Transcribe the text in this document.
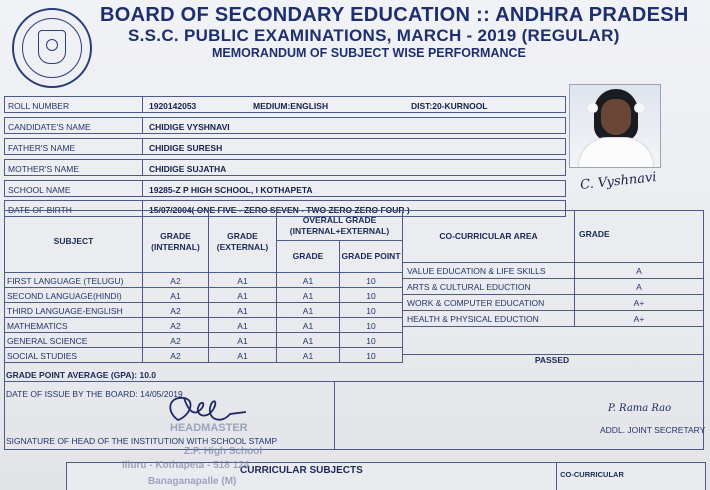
BOARD OF SECONDARY EDUCATION :: ANDHRA PRADESH
S.S.C. PUBLIC EXAMINATIONS, MARCH - 2019 (REGULAR)
MEMORANDUM OF SUBJECT WISE PERFORMANCE
C. Vyshnavi
ROLL NUMBER	1920142053	MEDIUM:ENGLISH	DIST:20-KURNOOL
CANDIDATE'S NAME	CHIDIGE VYSHNAVI
FATHER'S NAME	CHIDIGE SURESH
MOTHER'S NAME	CHIDIGE SUJATHA
SCHOOL NAME	19285-Z P HIGH SCHOOL, I KOTHAPETA
DATE OF BIRTH	15/07/2004( ONE FIVE - ZERO SEVEN - TWO ZERO ZERO FOUR )
SUBJECT
GRADE (INTERNAL)
GRADE (EXTERNAL)
OVERALL GRADE (INTERNAL+EXTERNAL)
GRADE	GRADE POINT
CO-CURRICULAR AREA	GRADE
FIRST LANGUAGE (TELUGU)	A2	A1	A1	10
SECOND LANGUAGE(HINDI)	A1	A1	A1	10
THIRD LANGUAGE-ENGLISH	A2	A1	A1	10
MATHEMATICS	A2	A1	A1	10
GENERAL SCIENCE	A2	A1	A1	10
SOCIAL STUDIES	A2	A1	A1	10
VALUE EDUCATION & LIFE SKILLS	A
ARTS & CULTURAL EDUCTION	A
WORK & COMPUTER EDUCATION	A+
HEALTH & PHYSICAL EDUCTION	A+
PASSED
GRADE POINT AVERAGE (GPA): 10.0
DATE OF ISSUE BY THE BOARD: 14/05/2019
HEADMASTER
SIGNATURE OF HEAD OF THE INSTITUTION WITH SCHOOL STAMP
Z.P. High School
P. Rama Rao
ADDL. JOINT SECRETARY
CURRICULAR SUBJECTS	CO-CURRICULAR
Illuru - Kothapeta - 518 124
Banaganapalle (M)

- - -

- [WORK REQUIRED]
Check each line of the data above for the word "EDUCTION", then state how many lines have it. Give the number alone.

- [REPLY]
2